• Objective: Return the lines from the first one through the one containing "svg-text:32%: 32% [202,249,224,261]", both included, copied without any change.

═════ Data to use ═════

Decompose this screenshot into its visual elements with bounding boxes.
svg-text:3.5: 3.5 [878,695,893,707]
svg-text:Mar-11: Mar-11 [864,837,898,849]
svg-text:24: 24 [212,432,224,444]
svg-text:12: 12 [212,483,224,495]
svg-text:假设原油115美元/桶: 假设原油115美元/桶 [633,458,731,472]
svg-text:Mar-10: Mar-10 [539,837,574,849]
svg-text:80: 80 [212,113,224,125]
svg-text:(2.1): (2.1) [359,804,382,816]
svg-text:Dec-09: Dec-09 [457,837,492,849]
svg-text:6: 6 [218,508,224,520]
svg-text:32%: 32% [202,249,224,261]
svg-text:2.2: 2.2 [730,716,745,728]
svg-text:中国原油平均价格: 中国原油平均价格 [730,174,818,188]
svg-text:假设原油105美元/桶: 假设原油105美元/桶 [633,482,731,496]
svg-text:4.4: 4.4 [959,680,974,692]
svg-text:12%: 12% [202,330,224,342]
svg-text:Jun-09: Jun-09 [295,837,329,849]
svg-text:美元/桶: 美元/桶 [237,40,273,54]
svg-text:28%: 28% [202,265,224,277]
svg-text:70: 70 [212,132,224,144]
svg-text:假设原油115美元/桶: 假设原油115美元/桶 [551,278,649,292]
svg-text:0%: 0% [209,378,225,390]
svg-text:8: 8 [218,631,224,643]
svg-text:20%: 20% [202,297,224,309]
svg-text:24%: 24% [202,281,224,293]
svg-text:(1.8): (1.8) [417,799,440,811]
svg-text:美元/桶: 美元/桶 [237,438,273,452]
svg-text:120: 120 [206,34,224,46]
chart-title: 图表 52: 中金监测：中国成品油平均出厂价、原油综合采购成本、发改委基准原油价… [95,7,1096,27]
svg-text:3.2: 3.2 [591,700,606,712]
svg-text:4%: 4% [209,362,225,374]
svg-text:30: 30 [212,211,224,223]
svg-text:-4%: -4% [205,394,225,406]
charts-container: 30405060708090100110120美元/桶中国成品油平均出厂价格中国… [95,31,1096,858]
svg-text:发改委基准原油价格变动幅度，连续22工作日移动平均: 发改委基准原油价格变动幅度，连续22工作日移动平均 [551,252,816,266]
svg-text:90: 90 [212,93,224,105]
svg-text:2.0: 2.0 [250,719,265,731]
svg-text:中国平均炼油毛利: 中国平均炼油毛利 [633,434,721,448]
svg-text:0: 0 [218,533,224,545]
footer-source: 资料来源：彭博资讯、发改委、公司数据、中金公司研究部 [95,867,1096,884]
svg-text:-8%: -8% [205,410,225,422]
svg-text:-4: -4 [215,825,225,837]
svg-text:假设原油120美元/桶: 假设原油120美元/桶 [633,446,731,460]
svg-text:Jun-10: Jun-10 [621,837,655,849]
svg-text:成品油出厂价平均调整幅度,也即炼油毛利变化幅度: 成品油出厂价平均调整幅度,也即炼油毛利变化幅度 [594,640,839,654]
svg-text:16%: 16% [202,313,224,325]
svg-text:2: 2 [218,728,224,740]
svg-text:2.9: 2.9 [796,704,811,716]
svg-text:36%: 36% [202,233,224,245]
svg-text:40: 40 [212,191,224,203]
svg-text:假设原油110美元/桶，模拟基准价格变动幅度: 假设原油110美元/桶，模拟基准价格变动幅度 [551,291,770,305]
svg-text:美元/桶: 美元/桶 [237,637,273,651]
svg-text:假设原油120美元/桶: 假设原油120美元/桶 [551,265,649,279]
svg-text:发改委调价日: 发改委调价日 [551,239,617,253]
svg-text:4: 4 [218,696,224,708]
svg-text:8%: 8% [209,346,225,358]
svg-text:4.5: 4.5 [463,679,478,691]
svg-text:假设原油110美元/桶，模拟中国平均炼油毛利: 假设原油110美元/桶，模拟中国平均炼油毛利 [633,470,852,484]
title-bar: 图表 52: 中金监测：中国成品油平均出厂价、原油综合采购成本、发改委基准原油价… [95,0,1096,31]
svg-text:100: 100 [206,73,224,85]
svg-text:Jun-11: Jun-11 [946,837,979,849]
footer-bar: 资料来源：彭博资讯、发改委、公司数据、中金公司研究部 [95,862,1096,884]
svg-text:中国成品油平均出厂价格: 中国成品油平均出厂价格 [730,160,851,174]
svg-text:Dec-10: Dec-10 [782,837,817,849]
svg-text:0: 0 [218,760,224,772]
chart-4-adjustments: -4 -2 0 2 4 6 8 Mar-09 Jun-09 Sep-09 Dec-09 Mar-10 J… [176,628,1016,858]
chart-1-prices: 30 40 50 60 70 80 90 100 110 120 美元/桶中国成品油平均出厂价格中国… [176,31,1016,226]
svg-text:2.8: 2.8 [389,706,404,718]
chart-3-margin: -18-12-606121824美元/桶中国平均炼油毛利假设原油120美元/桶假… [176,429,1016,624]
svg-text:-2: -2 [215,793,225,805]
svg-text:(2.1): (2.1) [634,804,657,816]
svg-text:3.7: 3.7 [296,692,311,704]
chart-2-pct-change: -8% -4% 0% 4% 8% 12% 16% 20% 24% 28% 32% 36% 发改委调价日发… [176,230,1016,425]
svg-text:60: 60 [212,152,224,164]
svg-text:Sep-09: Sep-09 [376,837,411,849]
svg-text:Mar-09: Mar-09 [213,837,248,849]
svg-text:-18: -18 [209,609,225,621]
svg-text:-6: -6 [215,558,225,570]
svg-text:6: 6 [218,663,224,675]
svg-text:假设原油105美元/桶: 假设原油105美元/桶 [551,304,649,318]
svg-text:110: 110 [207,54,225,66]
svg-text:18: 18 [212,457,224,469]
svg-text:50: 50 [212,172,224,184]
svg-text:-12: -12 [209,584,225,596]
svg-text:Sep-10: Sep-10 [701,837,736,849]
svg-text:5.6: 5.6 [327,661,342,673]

═════

• Result below:
Decompose this screenshot into its visual elements with bounding boxes.
svg-text:3.5: 3.5 [878,695,893,707]
svg-text:Mar-11: Mar-11 [864,837,898,849]
svg-text:24: 24 [212,432,224,444]
svg-text:12: 12 [212,483,224,495]
svg-text:假设原油115美元/桶: 假设原油115美元/桶 [633,458,731,472]
svg-text:Mar-10: Mar-10 [539,837,574,849]
svg-text:80: 80 [212,113,224,125]
svg-text:(2.1): (2.1) [359,804,382,816]
svg-text:Dec-09: Dec-09 [457,837,492,849]
svg-text:6: 6 [218,508,224,520]
svg-text:32%: 32% [202,249,224,261]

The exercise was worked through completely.